Scan the data below for the string "document". Show every line where it turns up.

-- Begin SUPPLIED DATA --

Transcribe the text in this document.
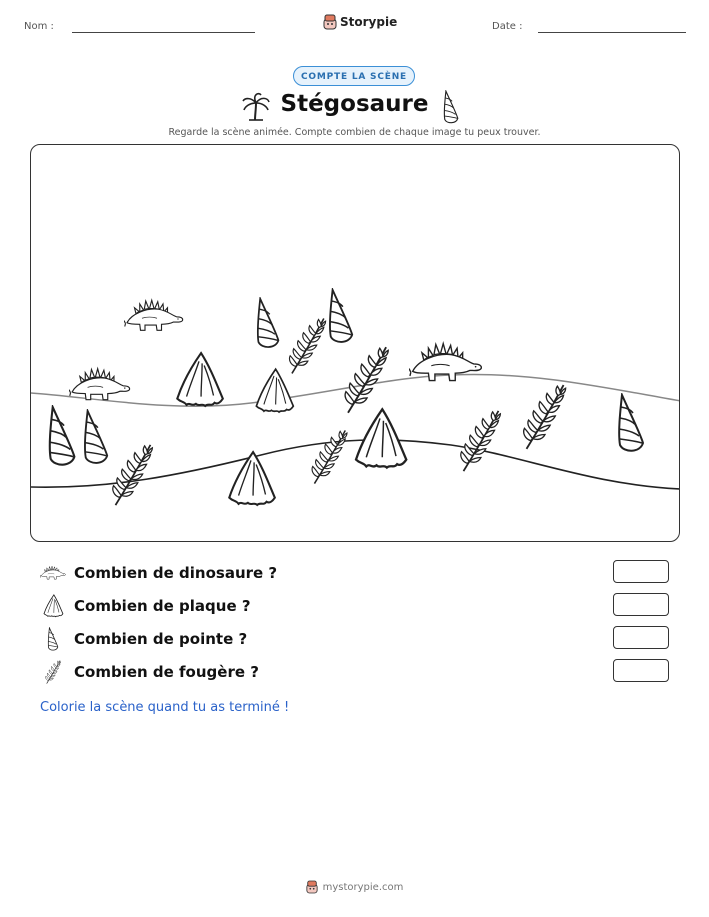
Nom :	Storypie	Date :
COMPTE LA SCÈNE
Stégosaure
Regarde la scène animée. Compte combien de chaque image tu peux trouver.
Combien de dinosaure ?
Combien de plaque ?
Combien de pointe ?
Combien de fougère ?
Colorie la scène quand tu as terminé !
mystorypie.com
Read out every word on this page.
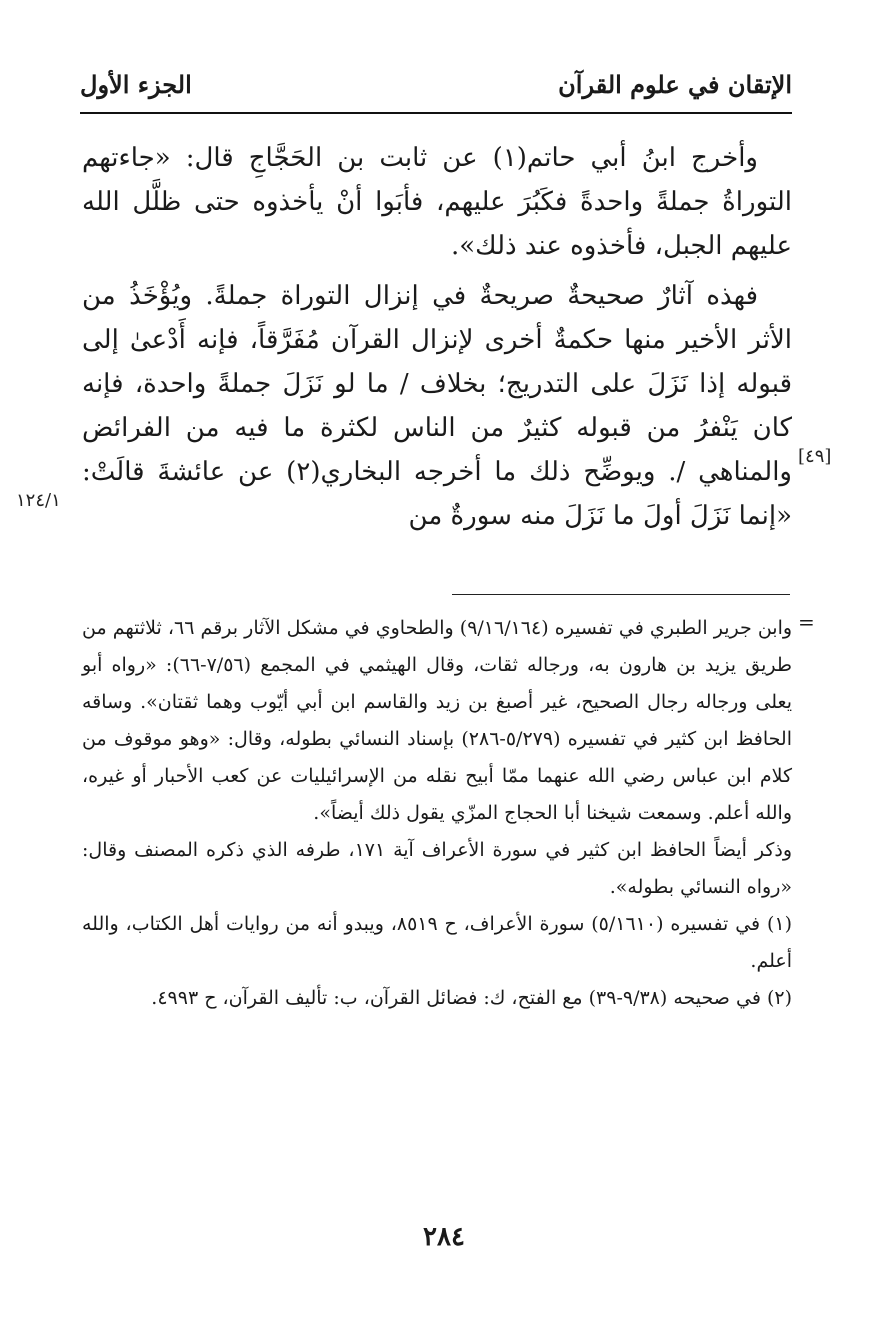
الإتقان في علوم القرآن
الجزء الأول

وأخرج ابنُ أبي حاتم(١) عن ثابت بن الحَجَّاجِ قال: «جاءتهم التوراةُ جملةً واحدةً فكَبُرَ عليهم، فأبَوا أنْ يأخذوه حتى ظلَّل الله عليهم الجبل، فأخذوه عند ذلك».

فهذه آثارٌ صحيحةٌ صريحةٌ في إنزال التوراة جملةً. ويُؤْخَذُ من الأثر الأخير منها حكمةٌ أخرى لإنزال القرآن مُفَرَّقاً، فإنه أَدْعىٰ إلى قبوله إذا نَزَلَ على التدريج؛ بخلاف / ما لو نَزَلَ جملةً واحدة، فإنه كان يَنْفرُ من قبوله كثيرٌ من الناس لكثرة ما فيه من الفرائض والمناهي /. ويوضِّح ذلك ما أخرجه البخاري(٢) عن عائشةَ قالَتْ: «إنما نَزَلَ أولَ ما نَزَلَ منه سورةٌ من

[٤٩]
١٢٤/١
=

وابن جرير الطبري في تفسيره (٩/١٦/١٦٤) والطحاوي في مشكل الآثار برقم ٦٦، ثلاثتهم من طريق يزيد بن هارون به، ورجاله ثقات، وقال الهيثمي في المجمع (٧/٥٦-٦٦): «رواه أبو يعلى ورجاله رجال الصحيح، غير أصبغ بن زيد والقاسم ابن أبي أيّوب وهما ثقتان». وساقه الحافظ ابن كثير في تفسيره (٥/٢٧٩-٢٨٦) بإسناد النسائي بطوله، وقال: «وهو موقوف من كلام ابن عباس رضي الله عنهما ممّا أبيح نقله من الإسرائيليات عن كعب الأحبار أو غيره، والله أعلم. وسمعت شيخنا أبا الحجاج المزّي يقول ذلك أيضاً».

وذكر أيضاً الحافظ ابن كثير في سورة الأعراف آية ١٧١، طرفه الذي ذكره المصنف وقال: «رواه النسائي بطوله».

(١) في تفسيره (٥/١٦١٠) سورة الأعراف، ح ٨٥١٩، ويبدو أنه من روايات أهل الكتاب، والله أعلم.

(٢) في صحيحه (٩/٣٨-٣٩) مع الفتح، ك: فضائل القرآن، ب: تأليف القرآن، ح ٤٩٩٣.

٢٨٤
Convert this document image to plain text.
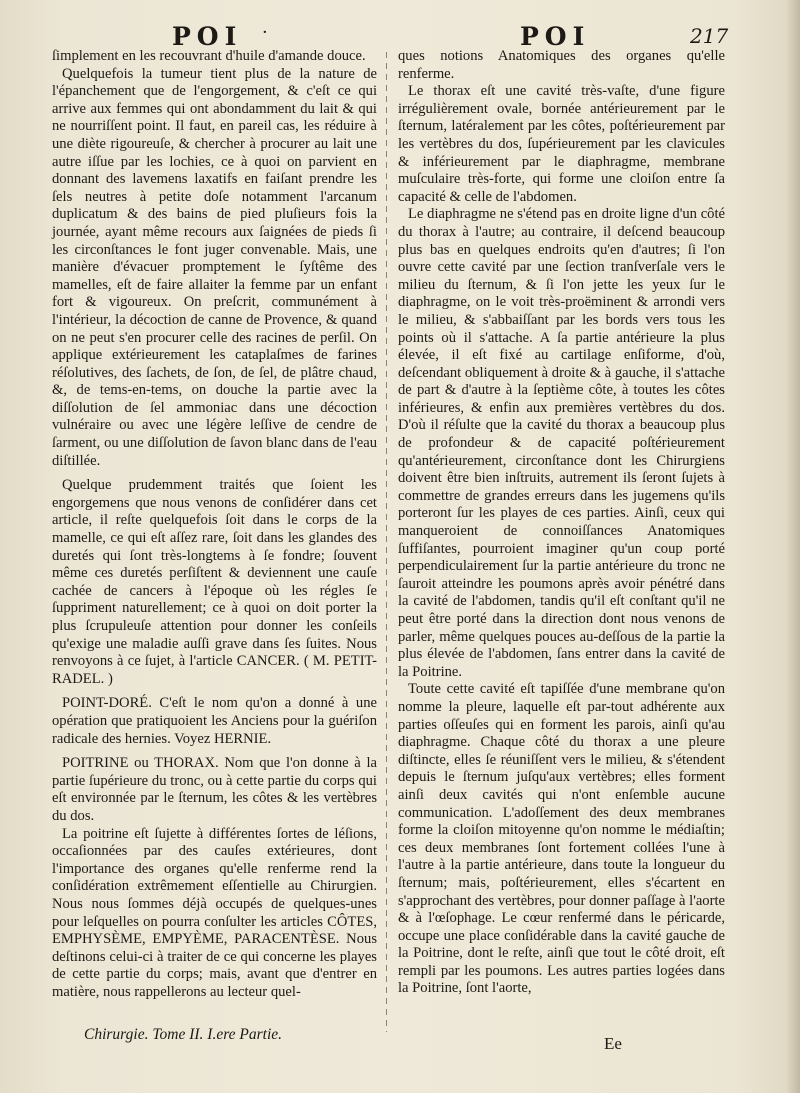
POI ·	POI	217

ſimplement en les recouvrant d'huile d'amande douce.

Quelquefois la tumeur tient plus de la nature de l'épanchement que de l'engorgement, & c'eſt ce qui arrive aux femmes qui ont abondamment du lait & qui ne nourriſſent point. Il faut, en pareil cas, les réduire à une diète rigoureuſe, & chercher à procurer au lait une autre iſſue par les lochies, ce à quoi on parvient en donnant des lavemens laxatifs en faiſant prendre les ſels neutres à petite doſe notamment l'arcanum duplicatum & des bains de pied pluſieurs fois la journée, ayant même recours aux ſaignées de pieds ſi les circonſtances le font juger convenable. Mais, une manière d'évacuer promptement le ſyſtême des mamelles, eſt de faire allaiter la femme par un enfant fort & vigoureux. On preſcrit, communément à l'intérieur, la décoction de canne de Provence, & quand on ne peut s'en procurer celle des racines de perſil. On applique extérieurement les cataplaſmes de farines réſolutives, des ſachets, de ſon, de ſel, de plâtre chaud, &, de tems-en-tems, on douche la partie avec la diſſolution de ſel ammoniac dans une décoction vulnéraire ou avec une légère leſſive de cendre de ſarment, ou une diſſolution de ſavon blanc dans de l'eau diſtillée.

Quelque prudemment traités que ſoient les engorgemens que nous venons de conſidérer dans cet article, il reſte quelquefois ſoit dans le corps de la mamelle, ce qui eſt aſſez rare, ſoit dans les glandes des duretés qui ſont très-longtems à ſe fondre; ſouvent même ces duretés perſiſtent & deviennent une cauſe cachée de cancers à l'époque où les régles ſe ſuppriment naturellement; ce à quoi on doit porter la plus ſcrupuleuſe attention pour donner les conſeils qu'exige une maladie auſſi grave dans ſes ſuites. Nous renvoyons à ce ſujet, à l'article CANCER. ( M. PETIT-RADEL. )

POINT-DORÉ. C'eſt le nom qu'on a donné à une opération que pratiquoient les Anciens pour la guériſon radicale des hernies. Voyez HERNIE.

POITRINE ou THORAX. Nom que l'on donne à la partie ſupérieure du tronc, ou à cette partie du corps qui eſt environnée par le ſternum, les côtes & les vertèbres du dos.

La poitrine eſt ſujette à différentes ſortes de léſions, occaſionnées par des cauſes extérieures, dont l'importance des organes qu'elle renferme rend la conſidération extrêmement eſſentielle au Chirurgien. Nous nous ſommes déjà occupés de quelques-unes pour leſquelles on pourra conſulter les articles CÔTES, EMPHYSÈME, EMPYÈME, PARACENTÈSE. Nous deſtinons celui-ci à traiter de ce qui concerne les playes de cette partie du corps; mais, avant que d'entrer en matière, nous rappellerons au lecteur quel-

ques notions Anatomiques des organes qu'elle renferme.

Le thorax eſt une cavité très-vaſte, d'une figure irrégulièrement ovale, bornée antérieurement par le ſternum, latéralement par les côtes, poſtérieurement par les vertèbres du dos, ſupérieurement par les clavicules & inférieurement par le diaphragme, membrane muſculaire très-forte, qui forme une cloiſon entre ſa capacité & celle de l'abdomen.

Le diaphragme ne s'étend pas en droite ligne d'un côté du thorax à l'autre; au contraire, il deſcend beaucoup plus bas en quelques endroits qu'en d'autres; ſi l'on ouvre cette cavité par une ſection tranſverſale vers le milieu du ſternum, & ſi l'on jette les yeux ſur le diaphragme, on le voit très-proëminent & arrondi vers le milieu, & s'abbaiſſant par les bords vers tous les points où il s'attache. A ſa partie antérieure la plus élevée, il eſt fixé au cartilage enſiforme, d'où, deſcendant obliquement à droite & à gauche, il s'attache de part & d'autre à la ſeptième côte, à toutes les côtes inférieures, & enfin aux premières vertèbres du dos. D'où il réſulte que la cavité du thorax a beaucoup plus de profondeur & de capacité poſtérieurement qu'antérieurement, circonſtance dont les Chirurgiens doivent être bien inſtruits, autrement ils ſeront ſujets à commettre de grandes erreurs dans les jugemens qu'ils porteront ſur les playes de ces parties. Ainſi, ceux qui manqueroient de connoiſſances Anatomiques ſuffiſantes, pourroient imaginer qu'un coup porté perpendiculairement ſur la partie antérieure du tronc ne ſauroit atteindre les poumons après avoir pénétré dans la cavité de l'abdomen, tandis qu'il eſt conſtant qu'il ne peut être porté dans la direction dont nous venons de parler, même quelques pouces au-deſſous de la partie la plus élevée de l'abdomen, ſans entrer dans la cavité de la Poitrine.

Toute cette cavité eſt tapiſſée d'une membrane qu'on nomme la pleure, laquelle eſt par-tout adhérente aux parties oſſeuſes qui en forment les parois, ainſi qu'au diaphragme. Chaque côté du thorax a une pleure diſtincte, elles ſe réuniſſent vers le milieu, & s'étendent depuis le ſternum juſqu'aux vertèbres; elles forment ainſi deux cavités qui n'ont enſemble aucune communication. L'adoſſement des deux membranes forme la cloiſon mitoyenne qu'on nomme le médiaſtin; ces deux membranes ſont fortement collées l'une à l'autre à la partie antérieure, dans toute la longueur du ſternum; mais, poſtérieurement, elles s'écartent en s'approchant des vertèbres, pour donner paſſage à l'aorte & à l'œſophage. Le cœur renfermé dans le péricarde, occupe une place conſidérable dans la cavité gauche de la Poitrine, dont le reſte, ainſi que tout le côté droit, eſt rempli par les poumons. Les autres parties logées dans la Poitrine, ſont l'aorte,

Chirurgie. Tome II. I.ere Partie.	Ee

-- End SUPPLIED DATA --

EXPECTED OUTPUT>
Transcribe the text in this document.
Convert this document image to plain text.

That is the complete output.